● **Prompt**
Locate every line in the records below that contains the word "name", and copy each one.

====== Records for this exercise ======

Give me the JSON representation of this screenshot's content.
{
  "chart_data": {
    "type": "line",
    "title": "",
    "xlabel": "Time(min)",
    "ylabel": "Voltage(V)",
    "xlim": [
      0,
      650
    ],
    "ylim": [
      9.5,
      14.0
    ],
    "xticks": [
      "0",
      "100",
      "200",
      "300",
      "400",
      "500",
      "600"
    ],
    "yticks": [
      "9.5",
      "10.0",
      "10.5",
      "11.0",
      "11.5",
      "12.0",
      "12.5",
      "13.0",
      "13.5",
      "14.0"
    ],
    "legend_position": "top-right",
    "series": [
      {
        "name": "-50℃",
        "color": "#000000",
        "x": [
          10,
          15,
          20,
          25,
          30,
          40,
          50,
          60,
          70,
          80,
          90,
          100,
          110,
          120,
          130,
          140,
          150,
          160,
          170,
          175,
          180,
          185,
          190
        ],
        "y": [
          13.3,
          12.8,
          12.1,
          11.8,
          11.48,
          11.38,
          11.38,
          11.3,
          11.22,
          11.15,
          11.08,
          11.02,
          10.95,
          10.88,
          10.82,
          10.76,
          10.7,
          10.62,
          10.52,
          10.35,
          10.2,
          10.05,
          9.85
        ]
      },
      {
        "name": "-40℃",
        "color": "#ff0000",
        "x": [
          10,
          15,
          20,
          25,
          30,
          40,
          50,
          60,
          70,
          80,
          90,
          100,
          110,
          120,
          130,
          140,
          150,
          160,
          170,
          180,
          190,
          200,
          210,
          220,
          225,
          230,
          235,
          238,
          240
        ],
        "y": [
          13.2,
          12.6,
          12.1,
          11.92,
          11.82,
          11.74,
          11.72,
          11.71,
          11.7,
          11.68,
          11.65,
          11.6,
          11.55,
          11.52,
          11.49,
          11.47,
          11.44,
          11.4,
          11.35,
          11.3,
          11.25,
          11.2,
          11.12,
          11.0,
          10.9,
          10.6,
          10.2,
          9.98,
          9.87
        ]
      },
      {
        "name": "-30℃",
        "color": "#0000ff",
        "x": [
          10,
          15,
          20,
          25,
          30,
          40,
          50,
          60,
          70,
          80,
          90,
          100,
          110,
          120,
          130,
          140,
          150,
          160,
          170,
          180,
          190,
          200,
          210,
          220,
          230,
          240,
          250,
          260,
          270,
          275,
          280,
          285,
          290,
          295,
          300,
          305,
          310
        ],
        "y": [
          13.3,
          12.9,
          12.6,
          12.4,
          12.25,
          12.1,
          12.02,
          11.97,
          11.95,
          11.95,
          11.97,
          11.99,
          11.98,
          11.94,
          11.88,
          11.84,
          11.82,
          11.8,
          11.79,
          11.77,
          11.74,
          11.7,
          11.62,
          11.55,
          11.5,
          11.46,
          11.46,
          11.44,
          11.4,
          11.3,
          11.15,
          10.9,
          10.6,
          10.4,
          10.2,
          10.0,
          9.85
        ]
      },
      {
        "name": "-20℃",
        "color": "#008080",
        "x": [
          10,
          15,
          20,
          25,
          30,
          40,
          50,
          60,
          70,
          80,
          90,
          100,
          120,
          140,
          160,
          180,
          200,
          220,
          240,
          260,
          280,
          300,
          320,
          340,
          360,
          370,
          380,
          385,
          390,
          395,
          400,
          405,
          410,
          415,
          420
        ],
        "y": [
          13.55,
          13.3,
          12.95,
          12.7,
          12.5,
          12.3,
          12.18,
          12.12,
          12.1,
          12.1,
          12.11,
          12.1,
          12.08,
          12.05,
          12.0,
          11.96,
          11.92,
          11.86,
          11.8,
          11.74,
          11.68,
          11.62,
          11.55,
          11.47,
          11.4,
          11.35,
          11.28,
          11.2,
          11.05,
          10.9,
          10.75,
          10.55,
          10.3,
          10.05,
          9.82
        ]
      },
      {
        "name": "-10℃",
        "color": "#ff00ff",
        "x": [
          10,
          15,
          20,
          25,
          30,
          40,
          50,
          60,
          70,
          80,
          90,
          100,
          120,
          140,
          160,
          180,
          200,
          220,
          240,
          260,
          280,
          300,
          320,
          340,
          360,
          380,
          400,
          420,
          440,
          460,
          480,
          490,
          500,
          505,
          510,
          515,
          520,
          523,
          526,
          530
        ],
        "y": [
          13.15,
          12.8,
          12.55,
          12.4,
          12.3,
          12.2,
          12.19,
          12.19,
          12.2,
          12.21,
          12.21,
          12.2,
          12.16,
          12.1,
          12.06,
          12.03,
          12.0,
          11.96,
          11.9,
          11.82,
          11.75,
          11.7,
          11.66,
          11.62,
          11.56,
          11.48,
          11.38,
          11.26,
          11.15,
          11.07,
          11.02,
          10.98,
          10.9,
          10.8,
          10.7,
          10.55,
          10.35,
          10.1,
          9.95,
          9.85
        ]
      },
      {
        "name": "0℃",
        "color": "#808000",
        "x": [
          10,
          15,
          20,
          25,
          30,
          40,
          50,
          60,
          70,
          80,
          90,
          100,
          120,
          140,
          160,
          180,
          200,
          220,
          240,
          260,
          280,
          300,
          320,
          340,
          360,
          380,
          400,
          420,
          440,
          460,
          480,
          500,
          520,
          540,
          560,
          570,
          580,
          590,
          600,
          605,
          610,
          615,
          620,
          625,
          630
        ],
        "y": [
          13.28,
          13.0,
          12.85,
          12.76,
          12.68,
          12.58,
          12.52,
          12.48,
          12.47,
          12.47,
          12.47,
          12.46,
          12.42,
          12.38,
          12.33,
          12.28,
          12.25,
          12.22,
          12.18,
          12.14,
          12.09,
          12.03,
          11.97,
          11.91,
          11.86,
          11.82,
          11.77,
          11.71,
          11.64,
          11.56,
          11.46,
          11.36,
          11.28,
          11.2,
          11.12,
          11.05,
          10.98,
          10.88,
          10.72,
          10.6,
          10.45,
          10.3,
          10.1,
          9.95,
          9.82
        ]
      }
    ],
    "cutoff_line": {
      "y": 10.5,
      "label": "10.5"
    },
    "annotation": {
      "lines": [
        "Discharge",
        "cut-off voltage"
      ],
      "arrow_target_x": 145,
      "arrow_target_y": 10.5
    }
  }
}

======

● **Completed task**
        "name": "-50℃",
        "name": "-40℃",
        "name": "-30℃",
        "name": "-20℃",
        "name": "-10℃",
        "name": "0℃",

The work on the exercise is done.